■ PROBLEM ■
Select each line where the word "color" appears.

Collected data:
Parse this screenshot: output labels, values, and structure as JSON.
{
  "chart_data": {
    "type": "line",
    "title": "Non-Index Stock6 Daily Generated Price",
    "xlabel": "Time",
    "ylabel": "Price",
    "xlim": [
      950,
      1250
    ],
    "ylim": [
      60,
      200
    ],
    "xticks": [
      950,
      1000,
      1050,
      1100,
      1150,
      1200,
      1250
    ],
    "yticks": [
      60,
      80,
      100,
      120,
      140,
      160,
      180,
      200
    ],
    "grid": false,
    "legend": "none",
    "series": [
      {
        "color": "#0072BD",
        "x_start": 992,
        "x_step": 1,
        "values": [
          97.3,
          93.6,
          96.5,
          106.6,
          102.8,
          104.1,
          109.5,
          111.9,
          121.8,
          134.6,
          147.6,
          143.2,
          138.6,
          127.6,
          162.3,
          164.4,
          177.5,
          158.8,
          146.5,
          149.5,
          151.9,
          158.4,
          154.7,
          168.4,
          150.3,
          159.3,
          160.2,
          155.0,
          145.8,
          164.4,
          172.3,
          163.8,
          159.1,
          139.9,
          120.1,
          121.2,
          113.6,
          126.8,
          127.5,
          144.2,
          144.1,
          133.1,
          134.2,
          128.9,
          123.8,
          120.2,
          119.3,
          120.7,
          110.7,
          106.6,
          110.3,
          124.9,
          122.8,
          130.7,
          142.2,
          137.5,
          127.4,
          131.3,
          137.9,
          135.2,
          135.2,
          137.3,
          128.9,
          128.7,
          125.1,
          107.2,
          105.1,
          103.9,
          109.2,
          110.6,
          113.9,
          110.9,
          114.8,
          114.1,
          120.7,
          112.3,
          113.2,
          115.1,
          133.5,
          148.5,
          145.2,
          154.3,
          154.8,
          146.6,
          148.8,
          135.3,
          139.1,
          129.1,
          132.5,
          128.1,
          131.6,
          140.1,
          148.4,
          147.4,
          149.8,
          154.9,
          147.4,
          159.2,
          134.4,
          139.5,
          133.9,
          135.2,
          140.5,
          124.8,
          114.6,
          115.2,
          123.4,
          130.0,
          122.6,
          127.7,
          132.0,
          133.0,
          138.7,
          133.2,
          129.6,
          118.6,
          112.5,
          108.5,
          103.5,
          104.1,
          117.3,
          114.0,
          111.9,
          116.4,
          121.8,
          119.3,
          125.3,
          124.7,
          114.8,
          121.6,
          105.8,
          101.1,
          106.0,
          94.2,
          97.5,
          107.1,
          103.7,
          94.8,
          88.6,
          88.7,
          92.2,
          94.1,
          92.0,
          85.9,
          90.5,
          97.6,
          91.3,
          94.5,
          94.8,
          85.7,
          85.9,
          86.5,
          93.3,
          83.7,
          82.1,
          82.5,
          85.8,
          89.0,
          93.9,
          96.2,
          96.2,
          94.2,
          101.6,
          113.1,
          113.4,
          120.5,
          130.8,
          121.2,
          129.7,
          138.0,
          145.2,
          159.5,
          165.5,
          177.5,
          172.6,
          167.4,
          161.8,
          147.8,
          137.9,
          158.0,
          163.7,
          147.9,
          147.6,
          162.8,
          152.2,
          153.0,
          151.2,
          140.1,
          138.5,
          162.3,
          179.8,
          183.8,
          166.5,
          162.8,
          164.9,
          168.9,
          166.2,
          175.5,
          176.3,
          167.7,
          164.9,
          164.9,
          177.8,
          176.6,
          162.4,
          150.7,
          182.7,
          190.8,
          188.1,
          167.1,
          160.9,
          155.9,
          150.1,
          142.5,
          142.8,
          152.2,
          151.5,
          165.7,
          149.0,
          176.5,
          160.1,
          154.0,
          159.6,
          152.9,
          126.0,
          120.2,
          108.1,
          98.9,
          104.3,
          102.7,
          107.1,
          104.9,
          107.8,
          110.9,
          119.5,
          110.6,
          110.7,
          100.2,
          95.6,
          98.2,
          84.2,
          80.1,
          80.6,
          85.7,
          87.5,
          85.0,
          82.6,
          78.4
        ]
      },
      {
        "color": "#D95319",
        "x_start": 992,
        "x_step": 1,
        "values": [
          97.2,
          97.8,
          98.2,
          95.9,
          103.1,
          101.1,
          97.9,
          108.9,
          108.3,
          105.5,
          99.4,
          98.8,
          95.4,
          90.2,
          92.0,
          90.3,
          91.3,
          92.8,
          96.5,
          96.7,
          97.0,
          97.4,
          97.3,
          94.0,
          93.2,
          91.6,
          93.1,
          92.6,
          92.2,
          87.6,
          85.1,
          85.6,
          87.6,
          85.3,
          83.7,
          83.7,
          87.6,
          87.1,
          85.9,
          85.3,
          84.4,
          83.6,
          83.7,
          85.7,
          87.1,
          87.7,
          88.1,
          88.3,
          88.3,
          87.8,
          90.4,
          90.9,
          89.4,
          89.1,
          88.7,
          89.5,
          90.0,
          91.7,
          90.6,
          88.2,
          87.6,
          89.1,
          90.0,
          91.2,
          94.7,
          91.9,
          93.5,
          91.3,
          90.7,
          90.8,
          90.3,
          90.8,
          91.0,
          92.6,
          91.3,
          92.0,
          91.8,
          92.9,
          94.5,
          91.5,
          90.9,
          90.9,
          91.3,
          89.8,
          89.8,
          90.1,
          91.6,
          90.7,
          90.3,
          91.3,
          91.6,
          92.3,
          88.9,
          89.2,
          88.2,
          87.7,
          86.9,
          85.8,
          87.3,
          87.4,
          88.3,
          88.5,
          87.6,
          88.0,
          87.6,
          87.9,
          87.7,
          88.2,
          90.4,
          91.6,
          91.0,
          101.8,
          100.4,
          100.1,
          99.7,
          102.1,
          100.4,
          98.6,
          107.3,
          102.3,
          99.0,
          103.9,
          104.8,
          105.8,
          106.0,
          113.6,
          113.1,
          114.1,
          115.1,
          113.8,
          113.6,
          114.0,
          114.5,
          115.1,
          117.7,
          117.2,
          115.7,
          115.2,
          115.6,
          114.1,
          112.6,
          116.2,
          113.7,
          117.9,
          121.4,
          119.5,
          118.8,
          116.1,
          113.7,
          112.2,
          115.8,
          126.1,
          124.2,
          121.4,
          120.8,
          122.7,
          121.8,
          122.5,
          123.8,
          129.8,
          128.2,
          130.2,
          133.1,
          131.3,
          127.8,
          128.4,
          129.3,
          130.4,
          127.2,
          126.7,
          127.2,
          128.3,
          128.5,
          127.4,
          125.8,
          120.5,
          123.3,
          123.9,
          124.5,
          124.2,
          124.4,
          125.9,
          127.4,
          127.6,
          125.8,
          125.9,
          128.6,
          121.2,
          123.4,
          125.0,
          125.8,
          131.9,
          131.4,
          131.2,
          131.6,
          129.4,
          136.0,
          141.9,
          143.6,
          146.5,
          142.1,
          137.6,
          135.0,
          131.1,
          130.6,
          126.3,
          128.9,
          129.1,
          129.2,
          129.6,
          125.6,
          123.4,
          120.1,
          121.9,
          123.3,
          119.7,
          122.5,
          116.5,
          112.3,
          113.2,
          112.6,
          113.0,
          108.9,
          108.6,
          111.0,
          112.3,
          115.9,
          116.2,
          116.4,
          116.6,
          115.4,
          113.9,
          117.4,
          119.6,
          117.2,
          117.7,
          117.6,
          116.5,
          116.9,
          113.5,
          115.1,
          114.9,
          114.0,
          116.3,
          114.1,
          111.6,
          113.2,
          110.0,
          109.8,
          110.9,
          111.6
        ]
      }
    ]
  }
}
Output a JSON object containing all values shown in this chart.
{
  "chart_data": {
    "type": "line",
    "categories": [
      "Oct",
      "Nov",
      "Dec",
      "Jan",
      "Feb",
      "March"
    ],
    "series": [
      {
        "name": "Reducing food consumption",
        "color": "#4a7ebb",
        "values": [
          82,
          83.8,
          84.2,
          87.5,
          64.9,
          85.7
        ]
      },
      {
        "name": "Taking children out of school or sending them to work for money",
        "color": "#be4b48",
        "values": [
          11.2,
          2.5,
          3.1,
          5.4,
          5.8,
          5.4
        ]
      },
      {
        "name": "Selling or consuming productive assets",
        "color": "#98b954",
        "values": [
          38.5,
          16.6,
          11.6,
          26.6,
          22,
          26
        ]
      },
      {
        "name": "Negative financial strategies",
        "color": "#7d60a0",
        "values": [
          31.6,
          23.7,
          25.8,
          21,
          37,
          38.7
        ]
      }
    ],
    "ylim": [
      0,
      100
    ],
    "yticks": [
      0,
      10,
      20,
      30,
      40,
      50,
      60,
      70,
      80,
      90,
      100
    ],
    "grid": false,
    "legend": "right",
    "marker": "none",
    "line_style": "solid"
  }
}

■ COMPLETED EXERCISE ■
        "color": "#0072BD",
        "color": "#D95319",
        "color": "#4a7ebb",
        "color": "#be4b48",
        "color": "#98b954",
        "color": "#7d60a0",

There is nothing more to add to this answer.